* start *

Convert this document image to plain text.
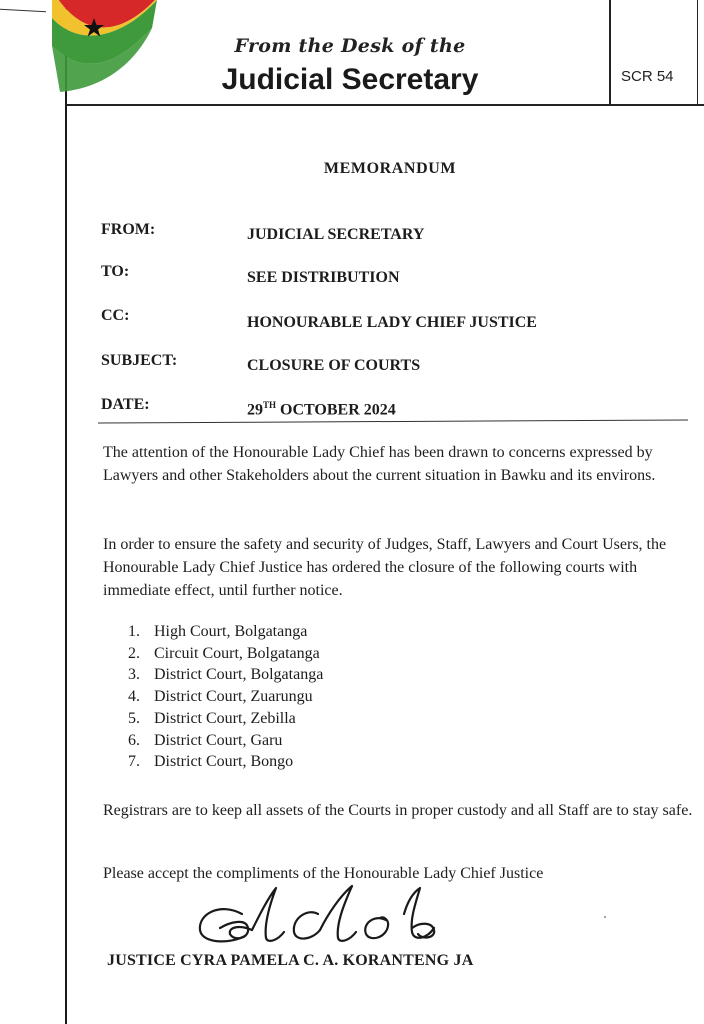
From the Desk of the
Judicial Secretary	SCR 54
MEMORANDUM
FROM:	JUDICIAL SECRETARY
TO:	SEE DISTRIBUTION
CC:	HONOURABLE LADY CHIEF JUSTICE
SUBJECT:	CLOSURE OF COURTS
DATE:	29TH OCTOBER 2024
The attention of the Honourable Lady Chief has been drawn to concerns expressed by Lawyers and other Stakeholders about the current situation in Bawku and its environs.
In order to ensure the safety and security of Judges, Staff, Lawyers and Court Users, the Honourable Lady Chief Justice has ordered the closure of the following courts with immediate effect, until further notice.
1. High Court, Bolgatanga
2. Circuit Court, Bolgatanga
3. District Court, Bolgatanga
4. District Court, Zuarungu
5. District Court, Zebilla
6. District Court, Garu
7. District Court, Bongo
Registrars are to keep all assets of the Courts in proper custody and all Staff are to stay safe.
Please accept the compliments of the Honourable Lady Chief Justice
JUSTICE CYRA PAMELA C. A. KORANTENG JA
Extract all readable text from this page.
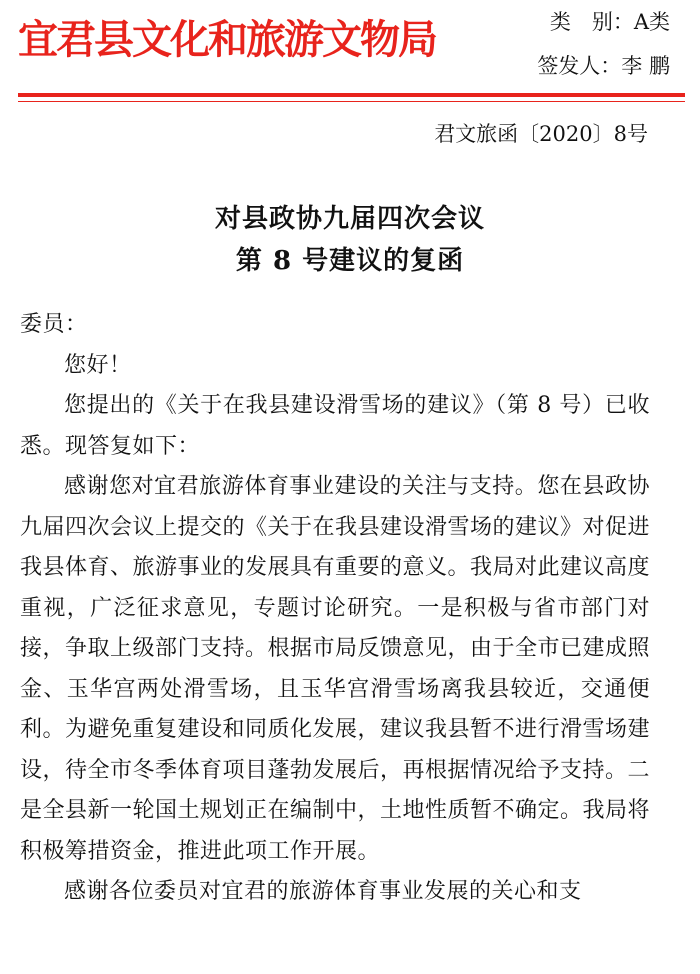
宜君县文化和旅游文物局	类　别：A类
签发人：李 鹏
君文旅函〔2020〕8号
对县政协九届四次会议
第 8 号建议的复函

委员：

您好！

您提出的《关于在我县建设滑雪场的建议》（第 8 号）已收悉。现答复如下：

感谢您对宜君旅游体育事业建设的关注与支持。您在县政协九届四次会议上提交的《关于在我县建设滑雪场的建议》对促进我县体育、旅游事业的发展具有重要的意义。我局对此建议高度重视，广泛征求意见，专题讨论研究。一是积极与省市部门对接，争取上级部门支持。根据市局反馈意见，由于全市已建成照金、玉华宫两处滑雪场，且玉华宫滑雪场离我县较近，交通便利。为避免重复建设和同质化发展，建议我县暂不进行滑雪场建设，待全市冬季体育项目蓬勃发展后，再根据情况给予支持。二是全县新一轮国土规划正在编制中，土地性质暂不确定。我局将积极筹措资金，推进此项工作开展。

感谢各位委员对宜君的旅游体育事业发展的关心和支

* end *

● Task to carry out:
Write out the lines of the listing from the one that holds "Extract all readable text from this page." to the very last line, both included, exactly as they appear and without any pictures.

● Exercise response:
Extract all readable text from this page.
宜君县文化和旅游文物局	类　别：A类
签发人：李 鹏
君文旅函〔2020〕8号
对县政协九届四次会议
第 8 号建议的复函

委员：

您好！

您提出的《关于在我县建设滑雪场的建议》（第 8 号）已收悉。现答复如下：

感谢您对宜君旅游体育事业建设的关注与支持。您在县政协九届四次会议上提交的《关于在我县建设滑雪场的建议》对促进我县体育、旅游事业的发展具有重要的意义。我局对此建议高度重视，广泛征求意见，专题讨论研究。一是积极与省市部门对接，争取上级部门支持。根据市局反馈意见，由于全市已建成照金、玉华宫两处滑雪场，且玉华宫滑雪场离我县较近，交通便利。为避免重复建设和同质化发展，建议我县暂不进行滑雪场建设，待全市冬季体育项目蓬勃发展后，再根据情况给予支持。二是全县新一轮国土规划正在编制中，土地性质暂不确定。我局将积极筹措资金，推进此项工作开展。

感谢各位委员对宜君的旅游体育事业发展的关心和支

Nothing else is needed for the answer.